### 提示された文章
-----

平成25年度税制改正大綱(自由民主党・公明党)
 自由民主党、公明党両党が1月24日に「平成25年度税制改正大綱」を発表しました。下記に税目ごとにポイントをまとめました。

1.法人税

項目 内容 適用時期
中小企業交際費
(減税)
 定額控除限度額を800万円に引き上げるとともに(現行600万円)、定額控除限度額までは全額が損金算入となる(現行は10%は損金不算入) H25.4.1以降開始の各事業年度
給与支給を拡充
(減税・新設)
 青色申告法人が、国内雇用者に対して給与等を支給する場合、下記算式の割合が5%以上であるときは、雇用者給与等支給増加額の10%の税額控除ができる(法人税の10%(中小企業は20%)が限度)。

-----

文書レイアウト解析データ
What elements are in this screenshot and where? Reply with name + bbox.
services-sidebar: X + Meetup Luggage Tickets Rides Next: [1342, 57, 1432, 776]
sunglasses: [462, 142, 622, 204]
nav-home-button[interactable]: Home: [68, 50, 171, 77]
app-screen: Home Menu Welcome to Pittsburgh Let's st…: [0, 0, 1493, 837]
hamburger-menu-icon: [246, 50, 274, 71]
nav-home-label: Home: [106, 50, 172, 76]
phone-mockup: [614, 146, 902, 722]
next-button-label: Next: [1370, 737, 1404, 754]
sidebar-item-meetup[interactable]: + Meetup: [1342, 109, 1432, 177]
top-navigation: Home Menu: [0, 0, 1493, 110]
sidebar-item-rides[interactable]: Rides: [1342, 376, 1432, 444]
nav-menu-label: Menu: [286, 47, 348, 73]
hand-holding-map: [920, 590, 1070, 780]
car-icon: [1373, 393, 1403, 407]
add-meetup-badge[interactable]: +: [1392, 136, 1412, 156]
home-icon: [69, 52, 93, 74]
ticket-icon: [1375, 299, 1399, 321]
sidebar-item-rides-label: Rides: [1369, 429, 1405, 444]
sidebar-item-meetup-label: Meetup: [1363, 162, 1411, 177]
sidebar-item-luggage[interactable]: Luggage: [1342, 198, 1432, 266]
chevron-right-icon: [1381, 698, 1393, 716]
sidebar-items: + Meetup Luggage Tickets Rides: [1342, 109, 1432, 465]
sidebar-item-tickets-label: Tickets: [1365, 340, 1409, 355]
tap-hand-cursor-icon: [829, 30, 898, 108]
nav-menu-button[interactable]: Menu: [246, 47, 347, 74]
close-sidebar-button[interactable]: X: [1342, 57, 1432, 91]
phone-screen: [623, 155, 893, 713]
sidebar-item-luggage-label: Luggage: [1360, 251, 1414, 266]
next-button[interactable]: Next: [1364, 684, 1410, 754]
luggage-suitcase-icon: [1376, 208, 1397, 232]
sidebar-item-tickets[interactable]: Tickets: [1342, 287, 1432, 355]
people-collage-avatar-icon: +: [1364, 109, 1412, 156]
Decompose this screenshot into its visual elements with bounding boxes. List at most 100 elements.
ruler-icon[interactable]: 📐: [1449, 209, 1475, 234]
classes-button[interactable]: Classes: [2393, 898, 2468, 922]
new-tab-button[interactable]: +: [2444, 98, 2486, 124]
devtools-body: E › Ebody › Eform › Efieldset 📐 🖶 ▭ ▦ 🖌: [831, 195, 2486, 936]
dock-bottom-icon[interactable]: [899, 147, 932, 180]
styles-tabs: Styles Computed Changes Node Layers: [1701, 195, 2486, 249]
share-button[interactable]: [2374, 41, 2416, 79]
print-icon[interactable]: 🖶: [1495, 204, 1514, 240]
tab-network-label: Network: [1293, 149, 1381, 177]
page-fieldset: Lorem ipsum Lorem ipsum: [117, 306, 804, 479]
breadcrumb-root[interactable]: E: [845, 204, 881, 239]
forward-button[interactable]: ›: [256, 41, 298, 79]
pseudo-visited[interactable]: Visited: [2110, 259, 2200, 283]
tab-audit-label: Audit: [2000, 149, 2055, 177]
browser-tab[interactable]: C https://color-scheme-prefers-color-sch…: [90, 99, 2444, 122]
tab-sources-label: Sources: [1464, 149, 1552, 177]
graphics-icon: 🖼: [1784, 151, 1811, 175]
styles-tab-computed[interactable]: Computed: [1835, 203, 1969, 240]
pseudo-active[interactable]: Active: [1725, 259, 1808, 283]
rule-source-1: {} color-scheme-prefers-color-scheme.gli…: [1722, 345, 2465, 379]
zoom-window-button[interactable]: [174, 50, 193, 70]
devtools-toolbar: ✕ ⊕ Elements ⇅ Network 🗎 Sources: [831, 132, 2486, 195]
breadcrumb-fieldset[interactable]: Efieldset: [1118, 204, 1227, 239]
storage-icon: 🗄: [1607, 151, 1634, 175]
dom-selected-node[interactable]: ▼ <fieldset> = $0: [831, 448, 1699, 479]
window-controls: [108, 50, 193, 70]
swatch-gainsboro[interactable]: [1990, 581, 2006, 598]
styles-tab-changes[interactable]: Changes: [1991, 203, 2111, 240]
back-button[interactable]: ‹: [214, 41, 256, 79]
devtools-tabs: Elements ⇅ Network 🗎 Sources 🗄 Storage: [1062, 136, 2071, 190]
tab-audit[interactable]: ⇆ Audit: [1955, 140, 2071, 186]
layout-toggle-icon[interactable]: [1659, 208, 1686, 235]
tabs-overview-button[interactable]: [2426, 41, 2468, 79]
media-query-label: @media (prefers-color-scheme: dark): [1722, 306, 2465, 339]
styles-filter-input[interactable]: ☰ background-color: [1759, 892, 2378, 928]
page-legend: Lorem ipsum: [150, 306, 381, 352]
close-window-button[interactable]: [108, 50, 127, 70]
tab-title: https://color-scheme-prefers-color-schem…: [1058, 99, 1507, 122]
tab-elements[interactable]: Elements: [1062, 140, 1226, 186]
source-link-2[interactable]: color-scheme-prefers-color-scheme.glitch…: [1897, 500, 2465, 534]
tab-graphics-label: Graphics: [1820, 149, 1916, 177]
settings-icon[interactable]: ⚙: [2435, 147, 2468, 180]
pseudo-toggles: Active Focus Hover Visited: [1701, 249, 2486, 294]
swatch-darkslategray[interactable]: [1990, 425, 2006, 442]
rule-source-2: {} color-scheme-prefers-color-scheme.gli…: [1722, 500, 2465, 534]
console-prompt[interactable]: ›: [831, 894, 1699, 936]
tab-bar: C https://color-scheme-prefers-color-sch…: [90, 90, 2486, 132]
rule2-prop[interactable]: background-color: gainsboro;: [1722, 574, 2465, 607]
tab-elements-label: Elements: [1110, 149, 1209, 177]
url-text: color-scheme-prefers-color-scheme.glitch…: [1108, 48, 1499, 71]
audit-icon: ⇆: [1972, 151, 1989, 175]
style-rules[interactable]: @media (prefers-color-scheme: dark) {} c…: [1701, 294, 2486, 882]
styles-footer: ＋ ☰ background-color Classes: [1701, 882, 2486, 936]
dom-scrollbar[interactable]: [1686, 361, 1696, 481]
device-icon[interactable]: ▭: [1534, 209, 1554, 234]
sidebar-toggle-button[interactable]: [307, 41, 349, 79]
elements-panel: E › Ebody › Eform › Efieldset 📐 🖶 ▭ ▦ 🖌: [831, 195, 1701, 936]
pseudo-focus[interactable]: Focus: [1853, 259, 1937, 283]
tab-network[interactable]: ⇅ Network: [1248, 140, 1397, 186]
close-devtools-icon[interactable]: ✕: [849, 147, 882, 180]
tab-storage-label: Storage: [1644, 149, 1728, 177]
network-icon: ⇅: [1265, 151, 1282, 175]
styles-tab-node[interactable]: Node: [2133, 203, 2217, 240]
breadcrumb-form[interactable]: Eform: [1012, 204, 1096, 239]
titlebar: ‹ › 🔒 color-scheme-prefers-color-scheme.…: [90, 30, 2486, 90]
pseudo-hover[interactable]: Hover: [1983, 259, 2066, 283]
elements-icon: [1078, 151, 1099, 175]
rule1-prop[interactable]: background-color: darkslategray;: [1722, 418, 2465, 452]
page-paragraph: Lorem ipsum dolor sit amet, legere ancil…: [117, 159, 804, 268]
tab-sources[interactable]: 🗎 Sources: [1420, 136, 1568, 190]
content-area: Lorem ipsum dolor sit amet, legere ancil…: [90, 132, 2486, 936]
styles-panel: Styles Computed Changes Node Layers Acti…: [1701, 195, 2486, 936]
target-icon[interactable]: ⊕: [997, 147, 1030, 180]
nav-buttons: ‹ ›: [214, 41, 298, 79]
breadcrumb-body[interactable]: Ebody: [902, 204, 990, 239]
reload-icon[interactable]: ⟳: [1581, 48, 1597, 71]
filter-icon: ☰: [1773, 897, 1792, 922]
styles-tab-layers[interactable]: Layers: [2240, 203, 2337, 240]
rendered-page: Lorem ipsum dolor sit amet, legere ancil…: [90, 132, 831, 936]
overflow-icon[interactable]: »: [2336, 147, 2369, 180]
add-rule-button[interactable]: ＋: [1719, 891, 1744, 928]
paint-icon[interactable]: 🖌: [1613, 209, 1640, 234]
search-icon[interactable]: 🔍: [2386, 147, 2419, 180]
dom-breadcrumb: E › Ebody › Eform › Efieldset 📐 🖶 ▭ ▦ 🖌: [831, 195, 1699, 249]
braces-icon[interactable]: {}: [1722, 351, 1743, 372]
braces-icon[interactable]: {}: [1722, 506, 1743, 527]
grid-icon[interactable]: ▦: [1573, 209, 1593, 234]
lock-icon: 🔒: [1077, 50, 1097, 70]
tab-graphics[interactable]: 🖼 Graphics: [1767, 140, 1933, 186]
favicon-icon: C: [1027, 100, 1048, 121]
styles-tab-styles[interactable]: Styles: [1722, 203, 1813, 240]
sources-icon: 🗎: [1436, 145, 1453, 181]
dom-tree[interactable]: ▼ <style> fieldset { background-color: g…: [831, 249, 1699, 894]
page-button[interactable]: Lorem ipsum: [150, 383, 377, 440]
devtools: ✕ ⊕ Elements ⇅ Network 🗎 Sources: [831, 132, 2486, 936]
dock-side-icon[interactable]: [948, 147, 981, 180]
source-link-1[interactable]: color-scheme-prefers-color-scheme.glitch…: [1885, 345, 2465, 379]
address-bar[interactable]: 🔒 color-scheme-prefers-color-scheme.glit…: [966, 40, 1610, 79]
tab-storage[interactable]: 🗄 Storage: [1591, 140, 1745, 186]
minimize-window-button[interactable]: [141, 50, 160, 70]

-----

### 課題の目的
平成25年度税制改正大綱についての文章を、最後の文の後から書き継いでもらえますか? これらの資料は別の出典から取られたものです。

### 回答
<算式>
(雇用者給与等支給額-基準雇用者給与等支給額)/基準雇用者給与等支給額
※基準雇用者給与等支給額とは平成25年3月31日以前直近事業年度の給与等支給額
<その他適用条件>
・雇用者給与等支給額が前事業年度を下回らないこと
・平均給与等支給額が前事業年度を下回らないこと
H25.4.1〜
H28.3.31までの間に開始する各事業年度


2.所得税

項目 内容 適用時期
最高税率の引き上げ(増税)  現行の所得税の税率構造に加えて、課税所得4,000万円超について45%の税率を設ける(現行は40%(1800万円超)が最高) H27年分以後
住宅ローン控除
(減税・延長)
 住宅を取得して、平成26年から平成29年までの間に居住の用に供した場合の税額控除を次のとおり延長する

居住年 借入
限度額
控除率 各年の
限度額
期間
H26.1〜
H26.3
2,000万円 1.0% 20万円 10年
H26.4〜
H29.12
4,000万円 1.0% 40万円 10年
H26.1.1〜
H35.12.31
(口座開設期間)
少額投資非課税(減税)  年100万円までの株式・株式投信への投資について、配当や譲渡益を5年間非課税とする(改正で口座開設期間延長) H26.1.1〜
H35.12.31
(口座開設期間)


3.消費税

項目 内容 適用時期
軽減税率
(検討)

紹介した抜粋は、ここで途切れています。